*Task data*
===

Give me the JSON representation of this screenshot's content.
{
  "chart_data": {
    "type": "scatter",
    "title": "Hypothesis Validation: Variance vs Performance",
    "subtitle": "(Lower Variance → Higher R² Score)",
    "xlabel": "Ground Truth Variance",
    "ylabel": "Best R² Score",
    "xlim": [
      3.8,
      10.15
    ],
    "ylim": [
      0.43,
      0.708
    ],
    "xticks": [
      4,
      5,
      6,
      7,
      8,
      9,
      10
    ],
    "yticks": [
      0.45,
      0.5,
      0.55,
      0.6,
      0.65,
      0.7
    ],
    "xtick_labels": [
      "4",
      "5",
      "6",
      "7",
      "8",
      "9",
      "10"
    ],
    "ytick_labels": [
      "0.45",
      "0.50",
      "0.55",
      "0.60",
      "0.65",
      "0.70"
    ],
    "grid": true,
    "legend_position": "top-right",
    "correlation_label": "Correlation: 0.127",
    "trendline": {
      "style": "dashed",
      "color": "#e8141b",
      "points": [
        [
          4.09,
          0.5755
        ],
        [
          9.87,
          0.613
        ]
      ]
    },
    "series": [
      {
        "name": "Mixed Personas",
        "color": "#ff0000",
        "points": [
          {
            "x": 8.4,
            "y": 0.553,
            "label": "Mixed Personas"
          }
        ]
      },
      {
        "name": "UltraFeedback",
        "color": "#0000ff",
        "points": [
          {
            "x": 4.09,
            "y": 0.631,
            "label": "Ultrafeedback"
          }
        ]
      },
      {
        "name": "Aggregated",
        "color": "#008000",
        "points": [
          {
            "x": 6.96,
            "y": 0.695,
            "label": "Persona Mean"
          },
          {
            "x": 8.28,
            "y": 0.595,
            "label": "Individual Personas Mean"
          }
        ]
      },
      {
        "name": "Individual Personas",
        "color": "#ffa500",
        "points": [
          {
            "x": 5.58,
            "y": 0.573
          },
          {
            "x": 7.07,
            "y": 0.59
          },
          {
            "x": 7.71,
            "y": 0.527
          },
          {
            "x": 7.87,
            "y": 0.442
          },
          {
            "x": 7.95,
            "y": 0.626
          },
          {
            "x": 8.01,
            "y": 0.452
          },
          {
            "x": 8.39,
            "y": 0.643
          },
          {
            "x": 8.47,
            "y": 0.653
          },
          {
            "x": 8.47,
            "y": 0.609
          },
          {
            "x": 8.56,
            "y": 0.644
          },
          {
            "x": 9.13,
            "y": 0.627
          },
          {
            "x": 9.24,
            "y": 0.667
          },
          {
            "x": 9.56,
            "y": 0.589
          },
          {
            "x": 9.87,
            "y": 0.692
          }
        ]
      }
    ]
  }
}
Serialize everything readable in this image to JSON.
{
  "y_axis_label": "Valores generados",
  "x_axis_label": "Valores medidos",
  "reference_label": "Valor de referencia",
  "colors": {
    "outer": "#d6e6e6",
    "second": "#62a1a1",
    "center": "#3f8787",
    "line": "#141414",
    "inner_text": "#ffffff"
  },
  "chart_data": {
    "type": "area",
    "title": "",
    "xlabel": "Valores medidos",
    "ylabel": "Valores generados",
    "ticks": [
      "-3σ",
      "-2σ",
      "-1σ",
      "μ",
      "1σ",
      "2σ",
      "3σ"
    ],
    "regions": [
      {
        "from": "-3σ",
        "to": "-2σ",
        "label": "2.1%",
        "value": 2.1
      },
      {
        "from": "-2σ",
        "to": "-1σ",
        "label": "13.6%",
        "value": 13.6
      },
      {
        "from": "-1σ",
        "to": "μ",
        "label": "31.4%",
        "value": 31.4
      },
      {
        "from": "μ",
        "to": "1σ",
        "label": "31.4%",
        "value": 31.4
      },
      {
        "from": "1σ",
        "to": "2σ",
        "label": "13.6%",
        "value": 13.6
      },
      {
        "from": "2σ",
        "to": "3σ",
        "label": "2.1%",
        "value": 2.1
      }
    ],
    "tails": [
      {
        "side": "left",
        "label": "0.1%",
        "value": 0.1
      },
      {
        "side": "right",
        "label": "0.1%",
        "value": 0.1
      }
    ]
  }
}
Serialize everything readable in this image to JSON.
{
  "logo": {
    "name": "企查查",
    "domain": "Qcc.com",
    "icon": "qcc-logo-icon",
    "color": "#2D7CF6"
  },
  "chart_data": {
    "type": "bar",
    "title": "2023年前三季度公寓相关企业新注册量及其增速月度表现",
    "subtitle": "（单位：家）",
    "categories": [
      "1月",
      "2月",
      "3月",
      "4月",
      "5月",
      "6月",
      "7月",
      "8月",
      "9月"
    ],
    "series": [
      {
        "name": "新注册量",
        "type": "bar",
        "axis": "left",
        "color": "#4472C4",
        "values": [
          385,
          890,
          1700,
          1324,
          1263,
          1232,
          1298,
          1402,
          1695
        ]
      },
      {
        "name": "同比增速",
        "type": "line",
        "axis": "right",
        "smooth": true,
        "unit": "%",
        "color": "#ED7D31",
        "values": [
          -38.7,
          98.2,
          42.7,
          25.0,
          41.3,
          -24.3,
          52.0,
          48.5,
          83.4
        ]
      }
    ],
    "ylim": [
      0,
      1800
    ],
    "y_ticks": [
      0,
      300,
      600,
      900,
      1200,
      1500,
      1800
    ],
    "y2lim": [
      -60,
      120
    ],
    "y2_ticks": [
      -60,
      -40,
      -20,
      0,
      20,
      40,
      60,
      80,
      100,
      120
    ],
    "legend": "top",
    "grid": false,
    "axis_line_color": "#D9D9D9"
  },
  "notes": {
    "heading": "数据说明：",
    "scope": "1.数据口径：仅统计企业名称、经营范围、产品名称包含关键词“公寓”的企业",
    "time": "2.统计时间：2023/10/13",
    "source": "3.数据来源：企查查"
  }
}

===

*Problem statement*
Point out every line holding the string "Mixed" and copy it.

*Full output*
        "name": "Mixed Personas",
            "label": "Mixed Personas"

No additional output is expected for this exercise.